* start Data to process *

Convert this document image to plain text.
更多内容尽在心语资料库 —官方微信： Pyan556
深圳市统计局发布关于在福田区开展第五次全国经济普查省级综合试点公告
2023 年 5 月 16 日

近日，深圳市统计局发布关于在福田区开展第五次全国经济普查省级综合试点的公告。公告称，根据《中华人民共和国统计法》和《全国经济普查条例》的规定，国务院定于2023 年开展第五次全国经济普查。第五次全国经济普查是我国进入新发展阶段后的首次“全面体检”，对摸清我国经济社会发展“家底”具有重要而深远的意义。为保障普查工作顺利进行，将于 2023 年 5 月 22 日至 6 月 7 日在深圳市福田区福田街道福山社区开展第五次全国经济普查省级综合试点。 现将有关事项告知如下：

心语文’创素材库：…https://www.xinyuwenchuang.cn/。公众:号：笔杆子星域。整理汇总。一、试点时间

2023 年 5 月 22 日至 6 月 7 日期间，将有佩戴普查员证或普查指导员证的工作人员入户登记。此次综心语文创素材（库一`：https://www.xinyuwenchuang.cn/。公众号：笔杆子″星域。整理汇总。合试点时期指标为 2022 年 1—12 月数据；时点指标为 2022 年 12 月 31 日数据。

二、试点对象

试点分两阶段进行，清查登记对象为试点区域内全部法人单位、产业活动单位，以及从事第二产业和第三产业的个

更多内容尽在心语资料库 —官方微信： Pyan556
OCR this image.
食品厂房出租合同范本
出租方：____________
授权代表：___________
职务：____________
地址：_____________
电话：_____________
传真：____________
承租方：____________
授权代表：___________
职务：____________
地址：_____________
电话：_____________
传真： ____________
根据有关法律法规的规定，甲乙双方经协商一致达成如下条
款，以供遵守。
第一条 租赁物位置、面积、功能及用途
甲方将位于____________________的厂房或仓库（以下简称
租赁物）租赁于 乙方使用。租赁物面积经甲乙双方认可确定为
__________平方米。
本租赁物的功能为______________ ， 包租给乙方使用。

* end Data to process *

→ Direction: Restate the records, all of them, precisely as written.

→ Written solution:
Convert this document image to plain text.
更多内容尽在心语资料库 —官方微信： Pyan556
深圳市统计局发布关于在福田区开展第五次全国经济普查省级综合试点公告
2023 年 5 月 16 日

近日，深圳市统计局发布关于在福田区开展第五次全国经济普查省级综合试点的公告。公告称，根据《中华人民共和国统计法》和《全国经济普查条例》的规定，国务院定于2023 年开展第五次全国经济普查。第五次全国经济普查是我国进入新发展阶段后的首次“全面体检”，对摸清我国经济社会发展“家底”具有重要而深远的意义。为保障普查工作顺利进行，将于 2023 年 5 月 22 日至 6 月 7 日在深圳市福田区福田街道福山社区开展第五次全国经济普查省级综合试点。 现将有关事项告知如下：

心语文’创素材库：…https://www.xinyuwenchuang.cn/。公众:号：笔杆子星域。整理汇总。一、试点时间

2023 年 5 月 22 日至 6 月 7 日期间，将有佩戴普查员证或普查指导员证的工作人员入户登记。此次综心语文创素材（库一`：https://www.xinyuwenchuang.cn/。公众号：笔杆子″星域。整理汇总。合试点时期指标为 2022 年 1—12 月数据；时点指标为 2022 年 12 月 31 日数据。

二、试点对象

试点分两阶段进行，清查登记对象为试点区域内全部法人单位、产业活动单位，以及从事第二产业和第三产业的个

更多内容尽在心语资料库 —官方微信： Pyan556
OCR this image.
食品厂房出租合同范本
出租方：____________
授权代表：___________
职务：____________
地址：_____________
电话：_____________
传真：____________
承租方：____________
授权代表：___________
职务：____________
地址：_____________
电话：_____________
传真： ____________
根据有关法律法规的规定，甲乙双方经协商一致达成如下条
款，以供遵守。
第一条 租赁物位置、面积、功能及用途
甲方将位于____________________的厂房或仓库（以下简称
租赁物）租赁于 乙方使用。租赁物面积经甲乙双方认可确定为
__________平方米。
本租赁物的功能为______________ ， 包租给乙方使用。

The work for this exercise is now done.